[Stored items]
[start]

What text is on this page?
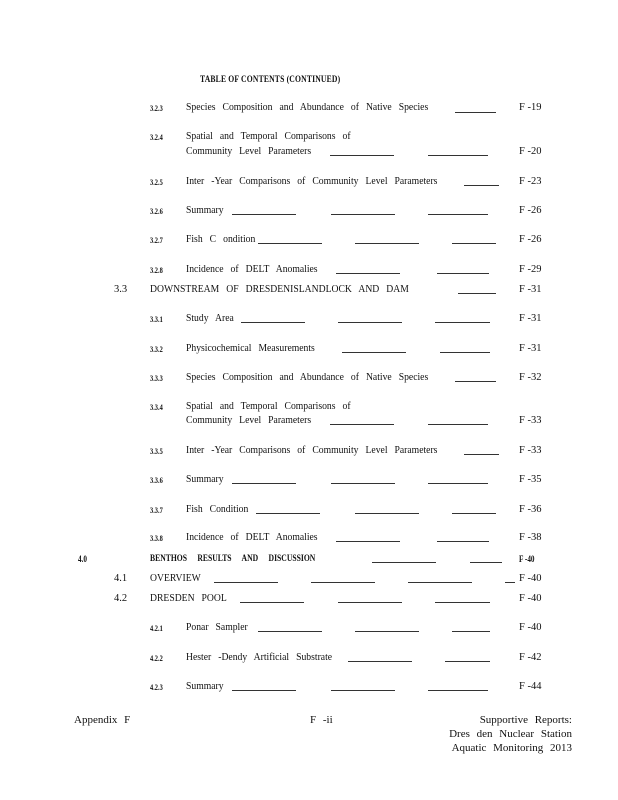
TABLE OF CONTENTS (CONTINUED)
3.2.3 Species Composition and Abundance of Native Species	F -19
3.2.4 Spatial and Temporal Comparisons of
Community Level Parameters	F -20
3.2.5 Inter -Year Comparisons of Community Level Parameters	F -23
3.2.6 Summary	F -26
3.2.7 Fish C ondition	F -26
3.2.8 Incidence of DELT Anomalies	F -29
3.3 DOWNSTREAM OF DRESDENISLANDLOCK AND DAM	F -31
3.3.1 Study Area	F -31
3.3.2 Physicochemical Measurements	F -31
3.3.3 Species Composition and Abundance of Native Species	F -32
3.3.4 Spatial and Temporal Comparisons of
Community Level Parameters	F -33
3.3.5 Inter -Year Comparisons of Community Level Parameters	F -33
3.3.6 Summary	F -35
3.3.7 Fish Condition	F -36
3.3.8 Incidence of DELT Anomalies	F -38
4.0	BENTHOS RESULTS AND DISCUSSION	F -40
4.1 OVERVIEW	F -40
4.2 DRESDEN POOL	F -40
4.2.1 Ponar Sampler	F -40
4.2.2 Hester -Dendy Artificial Substrate	F -42
4.2.3 Summary	F -44
Appendix F	F -ii	Supportive Reports:
Dres den Nuclear Station
Aquatic Monitoring 2013
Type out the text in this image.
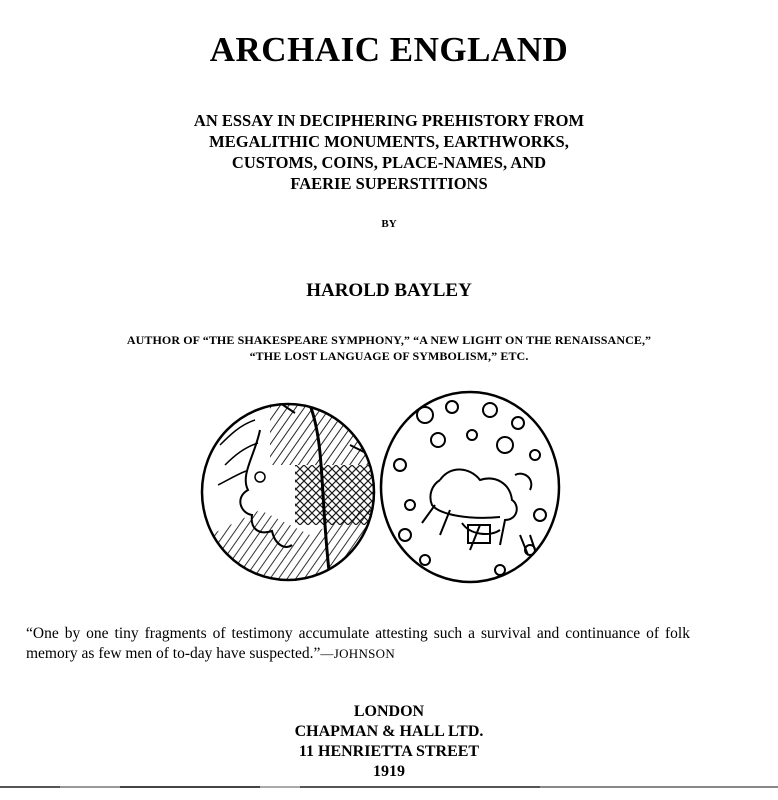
ARCHAIC ENGLAND
AN ESSAY IN DECIPHERING PREHISTORY FROM
MEGALITHIC MONUMENTS, EARTHWORKS,
CUSTOMS, COINS, PLACE-NAMES, AND
FAERIE SUPERSTITIONS
BY
HAROLD BAYLEY
AUTHOR OF “THE SHAKESPEARE SYMPHONY,” “A NEW LIGHT ON THE RENAISSANCE,”
“THE LOST LANGUAGE OF SYMBOLISM,” ETC.
“One by one tiny fragments of testimony accumulate attesting such a survival and continuance of folk memory as few men of to-day have suspected.”—JOHNSON
LONDON
CHAPMAN & HALL LTD.
11 HENRIETTA STREET
1919
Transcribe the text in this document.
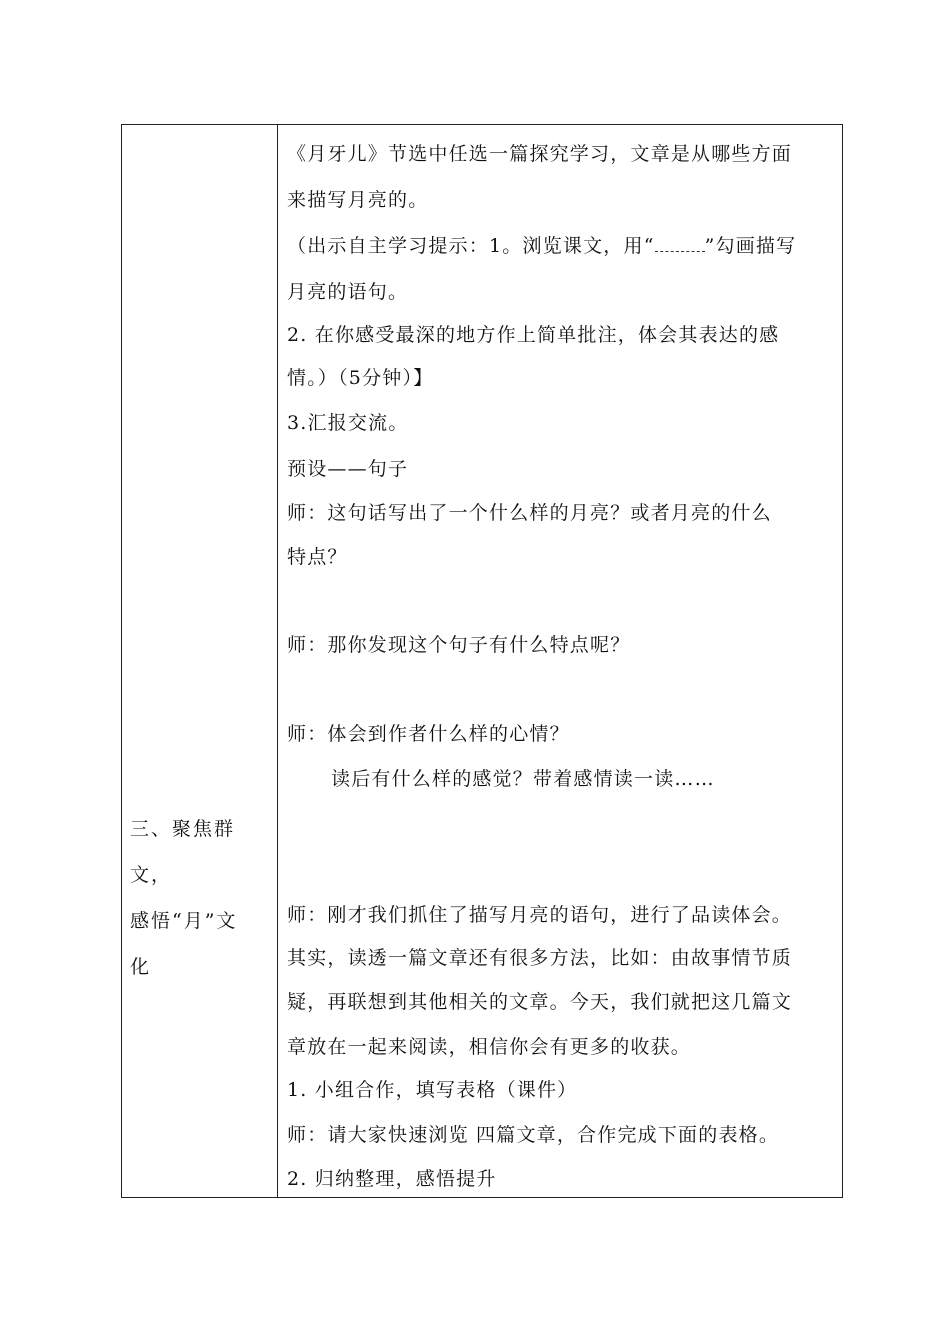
三、聚焦群文，
感悟“月”文
化
《月牙儿》节选中任选一篇探究学习，文章是从哪些方面
来描写月亮的。
（出示自主学习提示：1。浏览课文，用“	”勾画描写
月亮的语句。
2. 在你感受最深的地方作上简单批注，体会其表达的感
情。）（5分钟）】
3.汇报交流。
预设——句子
师：这句话写出了一个什么样的月亮？或者月亮的什么
特点？
师：那你发现这个句子有什么特点呢？
师：体会到作者什么样的心情？
读后有什么样的感觉？带着感情读一读……
师：刚才我们抓住了描写月亮的语句，进行了品读体会。
其实，读透一篇文章还有很多方法，比如：由故事情节质
疑，再联想到其他相关的文章。今天，我们就把这几篇文
章放在一起来阅读，相信你会有更多的收获。
1. 小组合作，填写表格（课件）
师：请大家快速浏览 四篇文章，合作完成下面的表格。
2. 归纳整理，感悟提升
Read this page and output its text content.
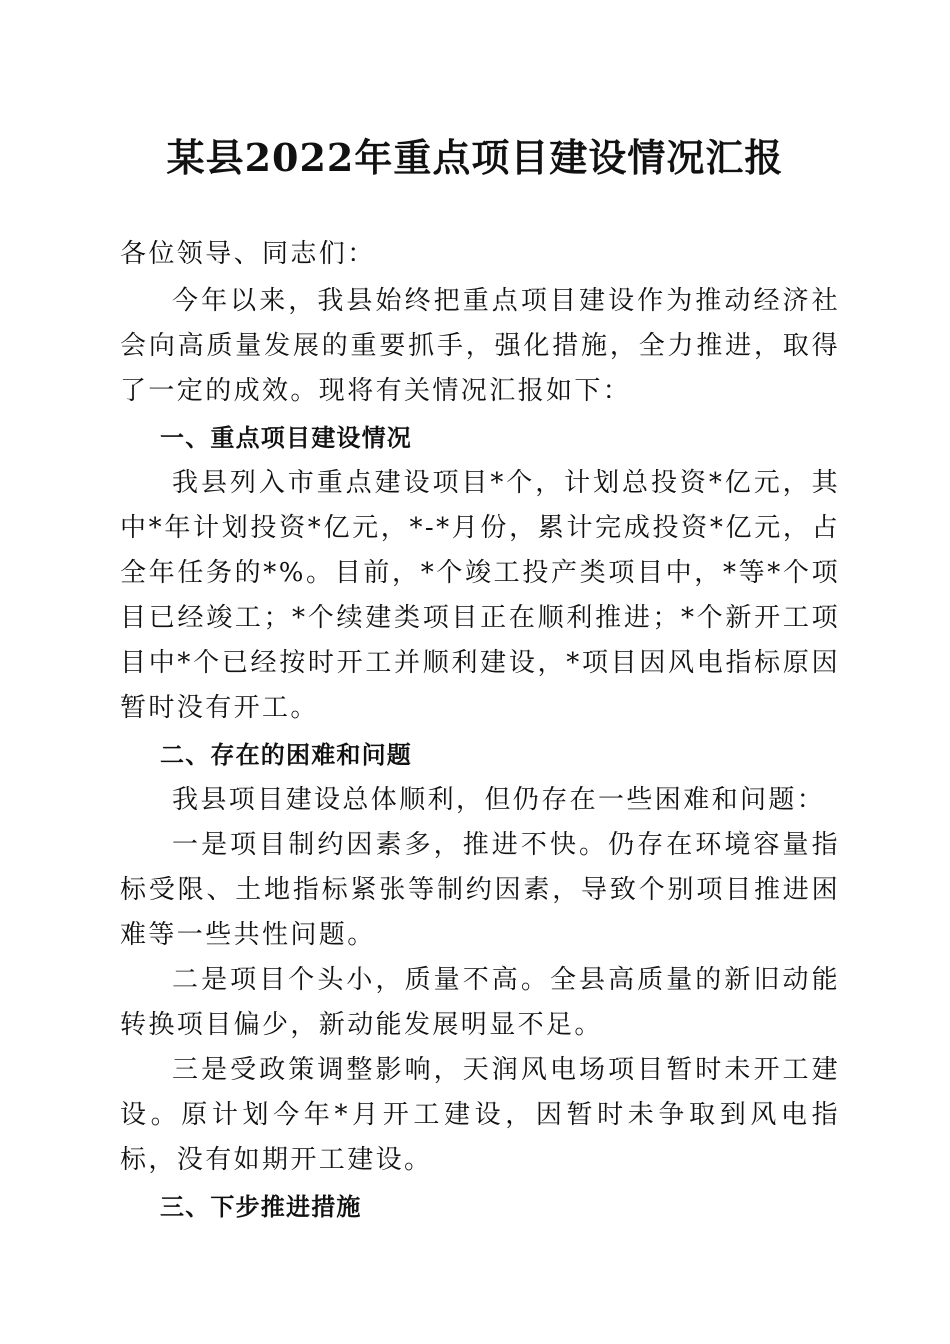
某县2022年重点项目建设情况汇报

各位领导、同志们：

今年以来，我县始终把重点项目建设作为推动经济社会向高质量发展的重要抓手，强化措施，全力推进，取得了一定的成效。现将有关情况汇报如下：

一、重点项目建设情况

我县列入市重点建设项目*个，计划总投资*亿元，其中*年计划投资*亿元，*-*月份，累计完成投资*亿元，占全年任务的*%。目前，*个竣工投产类项目中，*等*个项目已经竣工；*个续建类项目正在顺利推进；*个新开工项目中*个已经按时开工并顺利建设，*项目因风电指标原因暂时没有开工。

二、存在的困难和问题

我县项目建设总体顺利，但仍存在一些困难和问题：

一是项目制约因素多，推进不快。仍存在环境容量指标受限、土地指标紧张等制约因素，导致个别项目推进困难等一些共性问题。

二是项目个头小，质量不高。全县高质量的新旧动能转换项目偏少，新动能发展明显不足。

三是受政策调整影响，天润风电场项目暂时未开工建设。原计划今年*月开工建设，因暂时未争取到风电指标，没有如期开工建设。

三、下步推进措施
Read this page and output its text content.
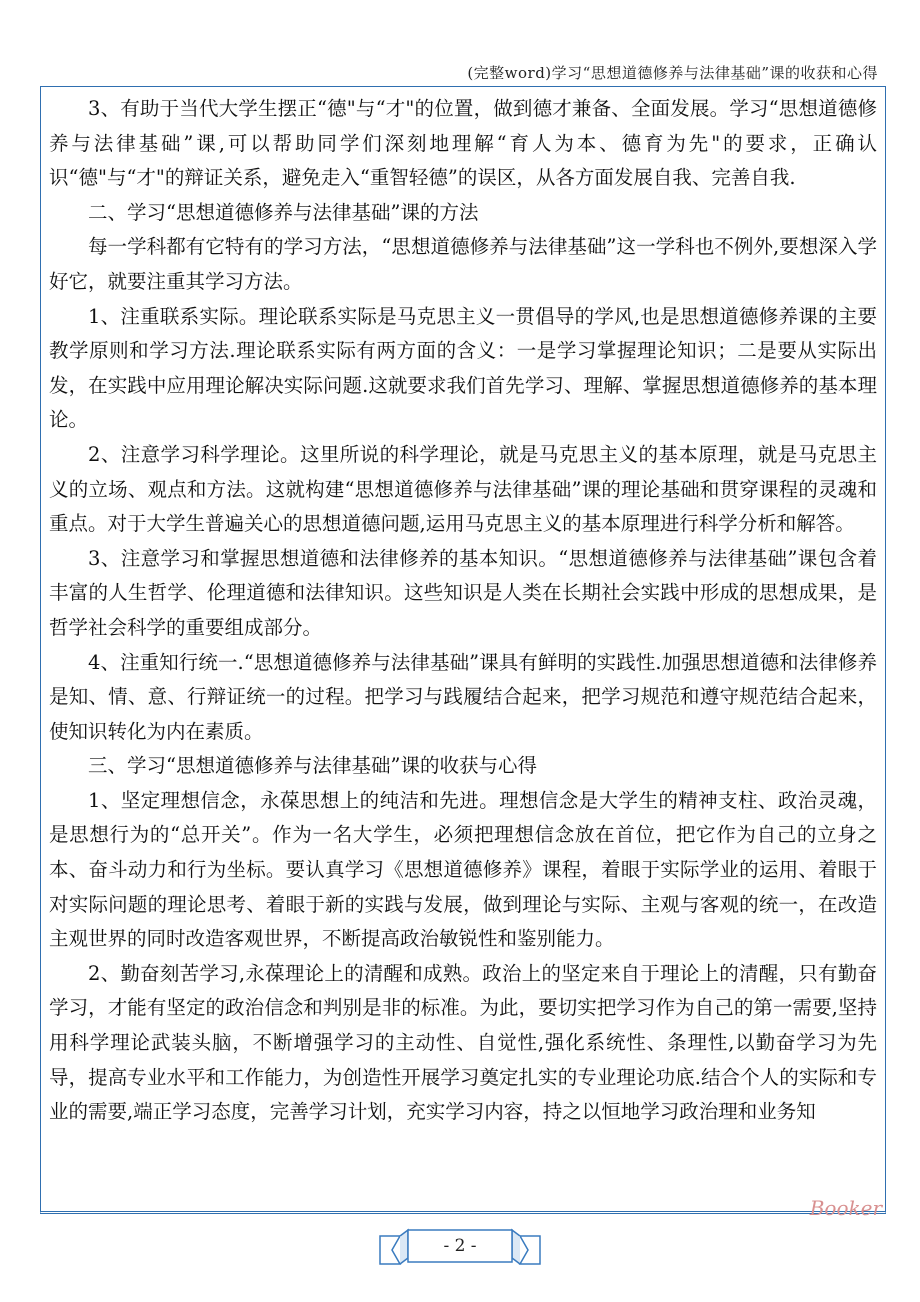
(完整word)学习“思想道德修养与法律基础”课的收获和心得

3、有助于当代大学生摆正“德"与“才"的位置，做到德才兼备、全面发展。学习“思想道德修养与法律基础”课,可以帮助同学们深刻地理解“育人为本、德育为先"的要求，正确认识“德"与“才"的辩证关系，避免走入“重智轻德”的误区，从各方面发展自我、完善自我.

二、学习“思想道德修养与法律基础”课的方法

每一学科都有它特有的学习方法，“思想道德修养与法律基础”这一学科也不例外,要想深入学好它，就要注重其学习方法。

1、注重联系实际。理论联系实际是马克思主义一贯倡导的学风,也是思想道德修养课的主要教学原则和学习方法.理论联系实际有两方面的含义：一是学习掌握理论知识；二是要从实际出发，在实践中应用理论解决实际问题.这就要求我们首先学习、理解、掌握思想道德修养的基本理论。

2、注意学习科学理论。这里所说的科学理论，就是马克思主义的基本原理，就是马克思主义的立场、观点和方法。这就构建“思想道德修养与法律基础”课的理论基础和贯穿课程的灵魂和重点。对于大学生普遍关心的思想道德问题,运用马克思主义的基本原理进行科学分析和解答。

3、注意学习和掌握思想道德和法律修养的基本知识。“思想道德修养与法律基础”课包含着丰富的人生哲学、伦理道德和法律知识。这些知识是人类在长期社会实践中形成的思想成果，是哲学社会科学的重要组成部分。

4、注重知行统一.“思想道德修养与法律基础”课具有鲜明的实践性.加强思想道德和法律修养是知、情、意、行辩证统一的过程。把学习与践履结合起来，把学习规范和遵守规范结合起来，使知识转化为内在素质。

三、学习“思想道德修养与法律基础”课的收获与心得

1、坚定理想信念，永葆思想上的纯洁和先进。理想信念是大学生的精神支柱、政治灵魂，是思想行为的“总开关”。作为一名大学生，必须把理想信念放在首位，把它作为自己的立身之本、奋斗动力和行为坐标。要认真学习《思想道德修养》课程，着眼于实际学业的运用、着眼于对实际问题的理论思考、着眼于新的实践与发展，做到理论与实际、主观与客观的统一，在改造主观世界的同时改造客观世界，不断提高政治敏锐性和鉴别能力。

2、勤奋刻苦学习,永葆理论上的清醒和成熟。政治上的坚定来自于理论上的清醒，只有勤奋学习，才能有坚定的政治信念和判别是非的标准。为此，要切实把学习作为自己的第一需要,坚持用科学理论武装头脑，不断增强学习的主动性、自觉性,强化系统性、条理性,以勤奋学习为先导，提高专业水平和工作能力，为创造性开展学习奠定扎实的专业理论功底.结合个人的实际和专业的需要,端正学习态度，完善学习计划，充实学习内容，持之以恒地学习政治理和业务知

- 2 -
Booker
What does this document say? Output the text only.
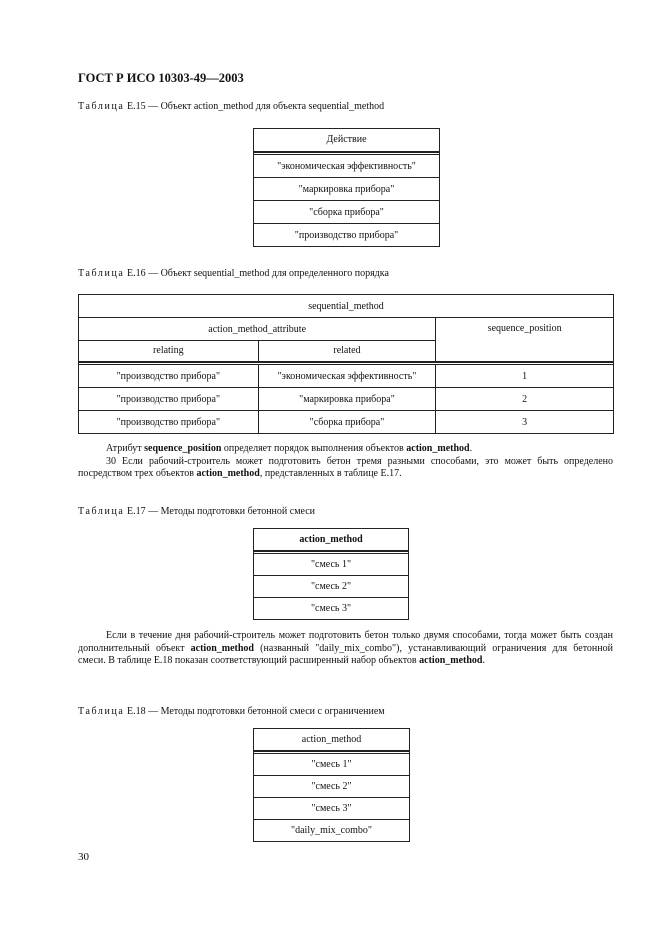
ГОСТ Р ИСО 10303-49—2003
Таблица Е.15 — Объект action_method для объекта sequential_method
Действие

"экономическая эффективность"
"маркировка прибора"
"сборка прибора"
"производство прибора"
Таблица Е.16 — Объект sequential_method для определенного порядка
sequential_method		
action_method_attribute		sequence_position
relating	related	

"производство прибора"	"экономическая эффективность"	1
"производство прибора"	"маркировка прибора"	2
"производство прибора"	"сборка прибора"	3
Атрибут sequence_position определяет порядок выполнения объектов action_method.
30 Если рабочий-строитель может подготовить бетон тремя разными способами, это может быть определено посредством трех объектов action_method, представленных в таблице Е.17.
Таблица Е.17 — Методы подготовки бетонной смеси
action_method

"смесь 1"
"смесь 2"
"смесь 3"
Если в течение дня рабочий-строитель может подготовить бетон только двумя способами, тогда может быть создан дополнительный объект action_method (названный "daily_mix_combo"), устанавливающий ограничения для бетонной смеси. В таблице Е.18 показан соответствующий расширенный набор объектов action_method.
Таблица Е.18 — Методы подготовки бетонной смеси с ограничением
action_method

"смесь 1"
"смесь 2"
"смесь 3"
"daily_mix_combo"
30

[end]

### Exercise brief
Select every line in the material above where the string "смеси" occurs, and copy it.

### Answer to this task
Таблица Е.17 — Методы подготовки бетонной смеси
Если в течение дня рабочий-строитель может подготовить бетон только двумя способами, тогда может быть создан дополнительный объект action_method (названный "daily_mix_combo"), устанавливающий ограничения для бетонной смеси. В таблице Е.18 показан соответствующий расширенный набор объектов action_method.
Таблица Е.18 — Методы подготовки бетонной смеси с ограничением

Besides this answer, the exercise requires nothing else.